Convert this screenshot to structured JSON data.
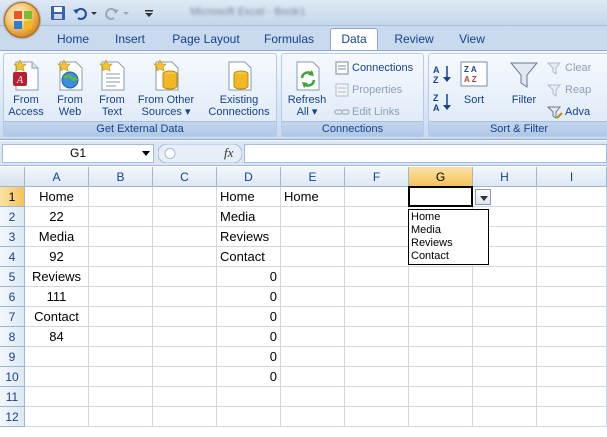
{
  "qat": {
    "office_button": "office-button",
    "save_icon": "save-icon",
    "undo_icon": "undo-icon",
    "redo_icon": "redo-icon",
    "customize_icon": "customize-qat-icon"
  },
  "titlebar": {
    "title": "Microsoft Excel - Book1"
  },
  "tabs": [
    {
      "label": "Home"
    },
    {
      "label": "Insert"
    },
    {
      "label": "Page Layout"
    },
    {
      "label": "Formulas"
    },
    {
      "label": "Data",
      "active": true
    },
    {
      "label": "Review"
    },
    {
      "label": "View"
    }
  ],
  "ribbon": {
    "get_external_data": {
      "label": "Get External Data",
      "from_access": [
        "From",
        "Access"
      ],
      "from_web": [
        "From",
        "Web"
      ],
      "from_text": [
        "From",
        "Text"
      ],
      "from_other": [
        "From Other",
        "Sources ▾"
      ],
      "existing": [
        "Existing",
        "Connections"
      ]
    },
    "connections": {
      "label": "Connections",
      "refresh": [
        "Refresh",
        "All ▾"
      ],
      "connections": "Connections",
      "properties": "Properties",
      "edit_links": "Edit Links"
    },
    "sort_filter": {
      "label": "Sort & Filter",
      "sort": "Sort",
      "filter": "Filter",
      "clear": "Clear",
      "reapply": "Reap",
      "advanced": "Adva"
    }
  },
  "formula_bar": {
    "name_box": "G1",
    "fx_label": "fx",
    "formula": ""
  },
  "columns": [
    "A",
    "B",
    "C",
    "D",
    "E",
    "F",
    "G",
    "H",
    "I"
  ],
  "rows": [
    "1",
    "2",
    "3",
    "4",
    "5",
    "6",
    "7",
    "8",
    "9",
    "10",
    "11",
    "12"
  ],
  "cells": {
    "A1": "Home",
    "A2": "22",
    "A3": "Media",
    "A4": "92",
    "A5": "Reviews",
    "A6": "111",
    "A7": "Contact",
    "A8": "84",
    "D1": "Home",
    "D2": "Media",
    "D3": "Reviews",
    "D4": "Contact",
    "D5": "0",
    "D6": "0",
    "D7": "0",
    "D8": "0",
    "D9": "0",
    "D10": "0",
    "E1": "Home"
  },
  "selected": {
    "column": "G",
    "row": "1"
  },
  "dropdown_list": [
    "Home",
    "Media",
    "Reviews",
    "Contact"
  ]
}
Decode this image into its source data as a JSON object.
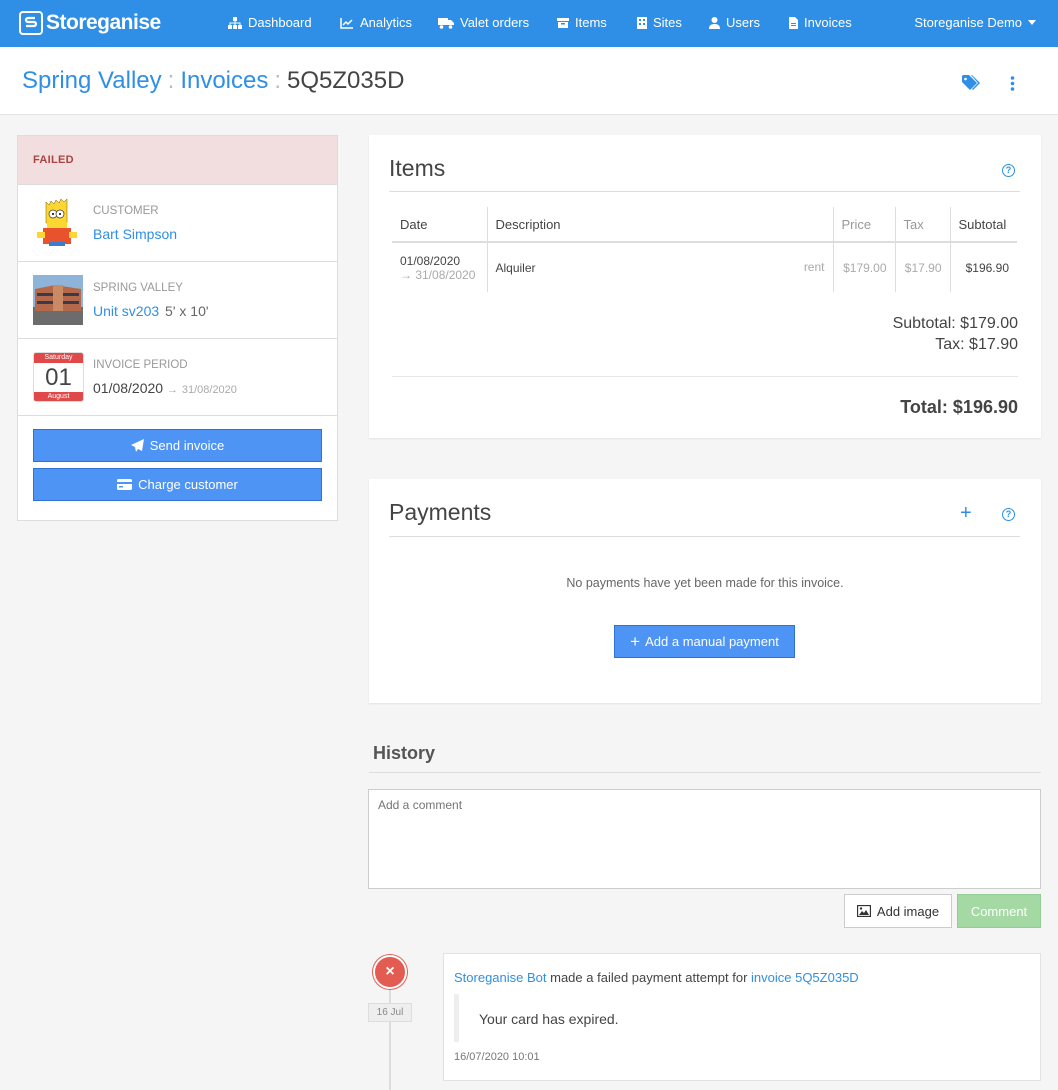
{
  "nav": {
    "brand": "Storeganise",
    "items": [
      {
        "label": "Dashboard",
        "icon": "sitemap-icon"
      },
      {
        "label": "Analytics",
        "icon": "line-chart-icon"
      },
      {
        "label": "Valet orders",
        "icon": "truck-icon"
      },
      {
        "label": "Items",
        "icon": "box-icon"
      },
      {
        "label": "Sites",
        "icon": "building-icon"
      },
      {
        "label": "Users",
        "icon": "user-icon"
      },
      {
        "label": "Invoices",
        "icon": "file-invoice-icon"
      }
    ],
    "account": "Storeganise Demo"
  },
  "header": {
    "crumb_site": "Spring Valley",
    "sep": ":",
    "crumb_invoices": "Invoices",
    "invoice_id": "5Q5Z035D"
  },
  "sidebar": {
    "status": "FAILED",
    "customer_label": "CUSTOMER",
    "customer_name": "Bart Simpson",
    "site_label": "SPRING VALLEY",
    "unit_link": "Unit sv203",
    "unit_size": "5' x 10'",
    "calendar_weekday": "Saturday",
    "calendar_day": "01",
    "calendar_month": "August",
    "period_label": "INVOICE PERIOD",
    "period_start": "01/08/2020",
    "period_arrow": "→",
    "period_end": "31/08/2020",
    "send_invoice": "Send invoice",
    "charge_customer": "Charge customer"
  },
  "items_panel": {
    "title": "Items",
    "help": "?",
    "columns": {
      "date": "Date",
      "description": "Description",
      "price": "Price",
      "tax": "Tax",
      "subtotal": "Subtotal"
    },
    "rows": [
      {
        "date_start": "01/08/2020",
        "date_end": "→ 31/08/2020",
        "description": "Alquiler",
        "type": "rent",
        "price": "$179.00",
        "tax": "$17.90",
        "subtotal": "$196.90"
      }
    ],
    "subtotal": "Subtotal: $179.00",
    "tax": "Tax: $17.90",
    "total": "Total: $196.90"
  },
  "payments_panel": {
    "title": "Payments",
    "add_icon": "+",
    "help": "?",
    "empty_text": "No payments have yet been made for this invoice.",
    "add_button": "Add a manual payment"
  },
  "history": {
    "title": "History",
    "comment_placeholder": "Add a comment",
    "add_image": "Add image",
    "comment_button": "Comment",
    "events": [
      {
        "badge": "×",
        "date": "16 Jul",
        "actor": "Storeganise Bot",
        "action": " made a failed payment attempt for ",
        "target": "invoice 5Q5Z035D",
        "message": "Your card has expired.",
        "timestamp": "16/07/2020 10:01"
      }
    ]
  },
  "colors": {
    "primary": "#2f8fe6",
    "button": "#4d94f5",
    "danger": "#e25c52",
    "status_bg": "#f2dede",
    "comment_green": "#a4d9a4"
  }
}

****

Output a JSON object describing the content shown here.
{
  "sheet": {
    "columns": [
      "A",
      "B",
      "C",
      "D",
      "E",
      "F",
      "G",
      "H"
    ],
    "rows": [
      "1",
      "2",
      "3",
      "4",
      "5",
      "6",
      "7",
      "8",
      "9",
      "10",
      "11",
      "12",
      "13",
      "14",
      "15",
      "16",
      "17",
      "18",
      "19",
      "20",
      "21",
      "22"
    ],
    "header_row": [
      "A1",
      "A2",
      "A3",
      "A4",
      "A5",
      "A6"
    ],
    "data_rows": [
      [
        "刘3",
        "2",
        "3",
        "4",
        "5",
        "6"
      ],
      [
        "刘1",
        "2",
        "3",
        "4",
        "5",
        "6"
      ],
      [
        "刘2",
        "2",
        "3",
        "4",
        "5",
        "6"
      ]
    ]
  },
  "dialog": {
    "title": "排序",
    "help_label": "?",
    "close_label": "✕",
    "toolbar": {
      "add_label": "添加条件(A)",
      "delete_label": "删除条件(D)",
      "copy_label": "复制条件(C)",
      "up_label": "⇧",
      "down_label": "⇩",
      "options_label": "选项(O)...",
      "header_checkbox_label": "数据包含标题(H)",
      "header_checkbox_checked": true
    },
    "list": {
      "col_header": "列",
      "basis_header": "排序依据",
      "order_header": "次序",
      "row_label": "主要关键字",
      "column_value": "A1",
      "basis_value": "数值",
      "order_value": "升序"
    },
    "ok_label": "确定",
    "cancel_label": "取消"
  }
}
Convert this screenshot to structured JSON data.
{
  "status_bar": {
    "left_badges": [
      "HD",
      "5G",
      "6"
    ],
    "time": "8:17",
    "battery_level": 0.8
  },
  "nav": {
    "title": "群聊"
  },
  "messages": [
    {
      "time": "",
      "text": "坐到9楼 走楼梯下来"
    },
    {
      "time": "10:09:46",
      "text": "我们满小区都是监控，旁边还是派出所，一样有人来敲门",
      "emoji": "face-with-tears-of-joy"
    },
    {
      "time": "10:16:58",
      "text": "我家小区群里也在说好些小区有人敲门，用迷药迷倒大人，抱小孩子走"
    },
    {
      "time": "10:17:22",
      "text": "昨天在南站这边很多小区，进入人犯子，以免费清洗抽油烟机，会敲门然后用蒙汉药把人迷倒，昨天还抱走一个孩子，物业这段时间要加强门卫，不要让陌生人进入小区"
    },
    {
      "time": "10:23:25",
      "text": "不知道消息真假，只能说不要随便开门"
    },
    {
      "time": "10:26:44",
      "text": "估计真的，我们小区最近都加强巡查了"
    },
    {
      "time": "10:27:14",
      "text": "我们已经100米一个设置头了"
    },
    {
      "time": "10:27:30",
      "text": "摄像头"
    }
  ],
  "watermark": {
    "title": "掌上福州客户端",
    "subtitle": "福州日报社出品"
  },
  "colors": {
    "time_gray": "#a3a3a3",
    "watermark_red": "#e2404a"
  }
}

****

Exercise aim –
Copy every line of the listing that contains the word "description".

Final answer –
      "description": "Description",
        "description": "Alquiler",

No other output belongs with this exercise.